[Texte]
::::
Rien de plus vivant qu’un tel poème, d’une satire si profondément émue. Certes, nul plus que nous ne respecte la science, cette grande force du siècle — la souveraine puissance — aujourd’hui que les œuvres les plus admirables du génie humain sont des travaux d’ingénieurs de ponts et chaussées, de mécaniciens, ou des découvertes de chimistes et de physiologistes. Mais la science n’est pas tout, elle a au-dessus d’elle une autre science qu’on pourrait appeler la Science du savoir. Le pédant qui ne sait point porter légèrement le poids de ce qu’il a appris est le frère du vrai savant aimable et profond comme Caïn est le frère d’Abel. C’est au pédant, ce n’est pas à Kant, à dire vrai, que s’adresse l’âne Patience.

Cette fois on criera bravo sur le baudet

La Patrie.

François COPPÉE.

(1er novembre 1880.)
::::
[Données fournies]
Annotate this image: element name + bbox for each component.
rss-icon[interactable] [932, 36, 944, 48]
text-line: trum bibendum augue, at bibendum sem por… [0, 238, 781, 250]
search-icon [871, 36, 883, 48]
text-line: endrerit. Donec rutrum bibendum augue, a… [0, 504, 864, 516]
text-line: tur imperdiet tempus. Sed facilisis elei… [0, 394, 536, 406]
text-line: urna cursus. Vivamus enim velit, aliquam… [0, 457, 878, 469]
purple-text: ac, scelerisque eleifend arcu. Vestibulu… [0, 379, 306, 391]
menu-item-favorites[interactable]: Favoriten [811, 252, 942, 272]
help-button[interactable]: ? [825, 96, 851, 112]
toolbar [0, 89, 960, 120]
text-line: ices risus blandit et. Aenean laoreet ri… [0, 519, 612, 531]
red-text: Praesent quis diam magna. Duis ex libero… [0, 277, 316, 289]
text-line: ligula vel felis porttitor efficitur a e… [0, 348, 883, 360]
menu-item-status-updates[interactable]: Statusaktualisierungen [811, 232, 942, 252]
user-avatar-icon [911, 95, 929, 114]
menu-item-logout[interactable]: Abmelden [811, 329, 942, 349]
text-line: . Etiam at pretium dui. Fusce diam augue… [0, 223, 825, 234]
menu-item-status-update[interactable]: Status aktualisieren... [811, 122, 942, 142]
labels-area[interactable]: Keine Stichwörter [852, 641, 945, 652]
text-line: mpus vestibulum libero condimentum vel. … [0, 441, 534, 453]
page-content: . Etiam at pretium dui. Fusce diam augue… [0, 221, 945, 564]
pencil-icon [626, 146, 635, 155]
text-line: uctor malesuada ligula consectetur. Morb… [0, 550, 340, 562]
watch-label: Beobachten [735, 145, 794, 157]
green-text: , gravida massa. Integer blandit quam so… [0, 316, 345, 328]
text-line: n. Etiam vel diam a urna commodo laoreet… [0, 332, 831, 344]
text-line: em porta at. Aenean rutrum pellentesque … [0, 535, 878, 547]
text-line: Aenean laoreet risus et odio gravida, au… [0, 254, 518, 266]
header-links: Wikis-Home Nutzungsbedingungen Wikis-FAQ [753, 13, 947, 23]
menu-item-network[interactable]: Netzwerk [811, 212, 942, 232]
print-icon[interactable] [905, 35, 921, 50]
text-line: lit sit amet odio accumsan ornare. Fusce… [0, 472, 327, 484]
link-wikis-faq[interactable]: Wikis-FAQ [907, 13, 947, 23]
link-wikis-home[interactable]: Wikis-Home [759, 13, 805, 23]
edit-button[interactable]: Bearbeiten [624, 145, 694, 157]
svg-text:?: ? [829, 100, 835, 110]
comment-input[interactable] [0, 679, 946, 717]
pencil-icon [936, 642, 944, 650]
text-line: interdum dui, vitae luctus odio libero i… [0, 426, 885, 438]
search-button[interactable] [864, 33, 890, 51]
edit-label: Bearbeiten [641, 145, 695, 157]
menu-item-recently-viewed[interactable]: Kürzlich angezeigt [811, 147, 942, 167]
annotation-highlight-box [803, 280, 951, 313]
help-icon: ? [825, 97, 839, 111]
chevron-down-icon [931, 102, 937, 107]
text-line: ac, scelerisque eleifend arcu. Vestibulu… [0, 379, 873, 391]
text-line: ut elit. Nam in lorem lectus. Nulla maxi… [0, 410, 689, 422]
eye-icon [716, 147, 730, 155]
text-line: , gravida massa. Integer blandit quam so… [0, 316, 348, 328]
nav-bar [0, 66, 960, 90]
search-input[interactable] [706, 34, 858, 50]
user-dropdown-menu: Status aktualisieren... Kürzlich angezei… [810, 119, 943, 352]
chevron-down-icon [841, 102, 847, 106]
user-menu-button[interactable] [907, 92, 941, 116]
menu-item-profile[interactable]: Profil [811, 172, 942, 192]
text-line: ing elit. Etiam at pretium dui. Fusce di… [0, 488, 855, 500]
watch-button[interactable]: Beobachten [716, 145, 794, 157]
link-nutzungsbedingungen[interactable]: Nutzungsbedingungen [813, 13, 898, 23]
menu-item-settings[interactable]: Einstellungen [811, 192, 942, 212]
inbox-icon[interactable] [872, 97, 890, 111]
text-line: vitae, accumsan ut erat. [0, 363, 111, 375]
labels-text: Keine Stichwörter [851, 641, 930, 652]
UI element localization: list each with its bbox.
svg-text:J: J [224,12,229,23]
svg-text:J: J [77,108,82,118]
::::
[Énoncé 1]
D'après le texte sur le poème de l'âne Patience, à qui s'adresse en réalité l'âne Patience ?
[Énoncé 2]
Poursuivez le texte sur le poème de l'âne Patience à partir de sa dernière ligne.

[Réponse 1]
Au pédant, et non à Kant.

[Réponse 2]
Quand le soleil se lève tous les oiseaux chantent ; quand Victor Hugo publie un poème tous les esprits se réjouissent.

Nous venons de lire d’une seule haleine et dans la fièvre de l’enthousiasme le nouveau livre de celui que tous les poètes appellent avec une tendresse respectueuse le Père. Jamais le génie de Victor Hugo, qui aura tout à l’heure 80 ans, n’a été plus jeune ; jamais son inspiration ne s’est élevée d’un vol plus libre et plus audacieux dans les hautes et sereines régions de la pensée ; elle y plane sans effort.